◆ Records:
........
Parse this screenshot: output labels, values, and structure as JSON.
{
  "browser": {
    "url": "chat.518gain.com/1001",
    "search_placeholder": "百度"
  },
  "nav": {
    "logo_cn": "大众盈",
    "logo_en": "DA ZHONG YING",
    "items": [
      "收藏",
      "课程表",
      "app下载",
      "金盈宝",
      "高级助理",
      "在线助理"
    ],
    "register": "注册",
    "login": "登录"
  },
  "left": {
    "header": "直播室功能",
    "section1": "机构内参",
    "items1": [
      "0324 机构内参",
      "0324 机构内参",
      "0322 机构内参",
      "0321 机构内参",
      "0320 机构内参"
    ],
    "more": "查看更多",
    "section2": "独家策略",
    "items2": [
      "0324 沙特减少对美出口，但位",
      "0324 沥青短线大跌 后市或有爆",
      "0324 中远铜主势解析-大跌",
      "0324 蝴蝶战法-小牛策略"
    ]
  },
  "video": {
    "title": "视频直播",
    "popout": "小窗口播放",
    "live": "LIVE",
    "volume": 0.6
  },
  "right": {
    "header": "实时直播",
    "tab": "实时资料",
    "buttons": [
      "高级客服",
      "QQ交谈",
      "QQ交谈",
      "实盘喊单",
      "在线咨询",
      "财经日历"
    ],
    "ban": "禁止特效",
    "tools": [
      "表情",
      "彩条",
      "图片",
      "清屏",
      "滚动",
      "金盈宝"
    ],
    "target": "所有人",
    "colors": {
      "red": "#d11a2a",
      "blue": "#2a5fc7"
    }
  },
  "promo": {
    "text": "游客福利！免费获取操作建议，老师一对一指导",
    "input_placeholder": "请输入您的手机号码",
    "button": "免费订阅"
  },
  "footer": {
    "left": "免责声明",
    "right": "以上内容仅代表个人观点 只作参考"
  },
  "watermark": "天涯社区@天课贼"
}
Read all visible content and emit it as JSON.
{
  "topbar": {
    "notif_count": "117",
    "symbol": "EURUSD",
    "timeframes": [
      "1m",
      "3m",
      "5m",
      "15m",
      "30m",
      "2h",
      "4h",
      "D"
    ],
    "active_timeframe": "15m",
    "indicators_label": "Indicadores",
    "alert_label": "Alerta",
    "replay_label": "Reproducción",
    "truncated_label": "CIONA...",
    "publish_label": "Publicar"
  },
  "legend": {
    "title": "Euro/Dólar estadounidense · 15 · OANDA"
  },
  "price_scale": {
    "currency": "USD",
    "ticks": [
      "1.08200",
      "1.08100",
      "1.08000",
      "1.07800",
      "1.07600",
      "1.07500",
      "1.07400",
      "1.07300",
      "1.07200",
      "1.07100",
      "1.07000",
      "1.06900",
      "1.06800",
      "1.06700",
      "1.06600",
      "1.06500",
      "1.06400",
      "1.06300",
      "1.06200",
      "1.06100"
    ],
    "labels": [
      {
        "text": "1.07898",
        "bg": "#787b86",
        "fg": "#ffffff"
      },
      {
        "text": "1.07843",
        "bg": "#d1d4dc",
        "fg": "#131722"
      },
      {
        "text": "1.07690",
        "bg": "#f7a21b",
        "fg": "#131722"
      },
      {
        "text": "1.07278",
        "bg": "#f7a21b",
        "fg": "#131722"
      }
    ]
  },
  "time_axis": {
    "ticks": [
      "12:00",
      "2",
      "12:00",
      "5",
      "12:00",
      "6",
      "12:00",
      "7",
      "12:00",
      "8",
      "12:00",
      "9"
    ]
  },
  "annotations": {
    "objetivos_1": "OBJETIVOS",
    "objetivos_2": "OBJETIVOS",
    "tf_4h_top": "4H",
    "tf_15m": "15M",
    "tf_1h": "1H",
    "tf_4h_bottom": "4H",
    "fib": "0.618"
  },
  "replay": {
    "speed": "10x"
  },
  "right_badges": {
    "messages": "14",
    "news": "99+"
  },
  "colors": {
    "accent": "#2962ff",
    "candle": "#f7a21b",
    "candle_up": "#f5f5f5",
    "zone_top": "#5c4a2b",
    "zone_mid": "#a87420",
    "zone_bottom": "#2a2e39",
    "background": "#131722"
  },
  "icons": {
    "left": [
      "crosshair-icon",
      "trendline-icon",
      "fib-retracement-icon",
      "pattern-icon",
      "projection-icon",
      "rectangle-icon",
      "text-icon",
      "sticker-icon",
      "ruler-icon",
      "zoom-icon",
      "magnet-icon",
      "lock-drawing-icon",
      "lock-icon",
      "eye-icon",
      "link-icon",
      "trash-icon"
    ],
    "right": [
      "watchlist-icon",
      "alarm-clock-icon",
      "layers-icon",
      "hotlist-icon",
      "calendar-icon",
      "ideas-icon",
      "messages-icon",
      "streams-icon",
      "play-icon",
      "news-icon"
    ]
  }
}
........
◆ Exercise goal: Print the material above once more, exactly.

◆ Exercise output:
Parse this screenshot: output labels, values, and structure as JSON.
{
  "browser": {
    "url": "chat.518gain.com/1001",
    "search_placeholder": "百度"
  },
  "nav": {
    "logo_cn": "大众盈",
    "logo_en": "DA ZHONG YING",
    "items": [
      "收藏",
      "课程表",
      "app下载",
      "金盈宝",
      "高级助理",
      "在线助理"
    ],
    "register": "注册",
    "login": "登录"
  },
  "left": {
    "header": "直播室功能",
    "section1": "机构内参",
    "items1": [
      "0324 机构内参",
      "0324 机构内参",
      "0322 机构内参",
      "0321 机构内参",
      "0320 机构内参"
    ],
    "more": "查看更多",
    "section2": "独家策略",
    "items2": [
      "0324 沙特减少对美出口，但位",
      "0324 沥青短线大跌 后市或有爆",
      "0324 中远铜主势解析-大跌",
      "0324 蝴蝶战法-小牛策略"
    ]
  },
  "video": {
    "title": "视频直播",
    "popout": "小窗口播放",
    "live": "LIVE",
    "volume": 0.6
  },
  "right": {
    "header": "实时直播",
    "tab": "实时资料",
    "buttons": [
      "高级客服",
      "QQ交谈",
      "QQ交谈",
      "实盘喊单",
      "在线咨询",
      "财经日历"
    ],
    "ban": "禁止特效",
    "tools": [
      "表情",
      "彩条",
      "图片",
      "清屏",
      "滚动",
      "金盈宝"
    ],
    "target": "所有人",
    "colors": {
      "red": "#d11a2a",
      "blue": "#2a5fc7"
    }
  },
  "promo": {
    "text": "游客福利！免费获取操作建议，老师一对一指导",
    "input_placeholder": "请输入您的手机号码",
    "button": "免费订阅"
  },
  "footer": {
    "left": "免责声明",
    "right": "以上内容仅代表个人观点 只作参考"
  },
  "watermark": "天涯社区@天课贼"
}
Read all visible content and emit it as JSON.
{
  "topbar": {
    "notif_count": "117",
    "symbol": "EURUSD",
    "timeframes": [
      "1m",
      "3m",
      "5m",
      "15m",
      "30m",
      "2h",
      "4h",
      "D"
    ],
    "active_timeframe": "15m",
    "indicators_label": "Indicadores",
    "alert_label": "Alerta",
    "replay_label": "Reproducción",
    "truncated_label": "CIONA...",
    "publish_label": "Publicar"
  },
  "legend": {
    "title": "Euro/Dólar estadounidense · 15 · OANDA"
  },
  "price_scale": {
    "currency": "USD",
    "ticks": [
      "1.08200",
      "1.08100",
      "1.08000",
      "1.07800",
      "1.07600",
      "1.07500",
      "1.07400",
      "1.07300",
      "1.07200",
      "1.07100",
      "1.07000",
      "1.06900",
      "1.06800",
      "1.06700",
      "1.06600",
      "1.06500",
      "1.06400",
      "1.06300",
      "1.06200",
      "1.06100"
    ],
    "labels": [
      {
        "text": "1.07898",
        "bg": "#787b86",
        "fg": "#ffffff"
      },
      {
        "text": "1.07843",
        "bg": "#d1d4dc",
        "fg": "#131722"
      },
      {
        "text": "1.07690",
        "bg": "#f7a21b",
        "fg": "#131722"
      },
      {
        "text": "1.07278",
        "bg": "#f7a21b",
        "fg": "#131722"
      }
    ]
  },
  "time_axis": {
    "ticks": [
      "12:00",
      "2",
      "12:00",
      "5",
      "12:00",
      "6",
      "12:00",
      "7",
      "12:00",
      "8",
      "12:00",
      "9"
    ]
  },
  "annotations": {
    "objetivos_1": "OBJETIVOS",
    "objetivos_2": "OBJETIVOS",
    "tf_4h_top": "4H",
    "tf_15m": "15M",
    "tf_1h": "1H",
    "tf_4h_bottom": "4H",
    "fib": "0.618"
  },
  "replay": {
    "speed": "10x"
  },
  "right_badges": {
    "messages": "14",
    "news": "99+"
  },
  "colors": {
    "accent": "#2962ff",
    "candle": "#f7a21b",
    "candle_up": "#f5f5f5",
    "zone_top": "#5c4a2b",
    "zone_mid": "#a87420",
    "zone_bottom": "#2a2e39",
    "background": "#131722"
  },
  "icons": {
    "left": [
      "crosshair-icon",
      "trendline-icon",
      "fib-retracement-icon",
      "pattern-icon",
      "projection-icon",
      "rectangle-icon",
      "text-icon",
      "sticker-icon",
      "ruler-icon",
      "zoom-icon",
      "magnet-icon",
      "lock-drawing-icon",
      "lock-icon",
      "eye-icon",
      "link-icon",
      "trash-icon"
    ],
    "right": [
      "watchlist-icon",
      "alarm-clock-icon",
      "layers-icon",
      "hotlist-icon",
      "calendar-icon",
      "ideas-icon",
      "messages-icon",
      "streams-icon",
      "play-icon",
      "news-icon"
    ]
  }
}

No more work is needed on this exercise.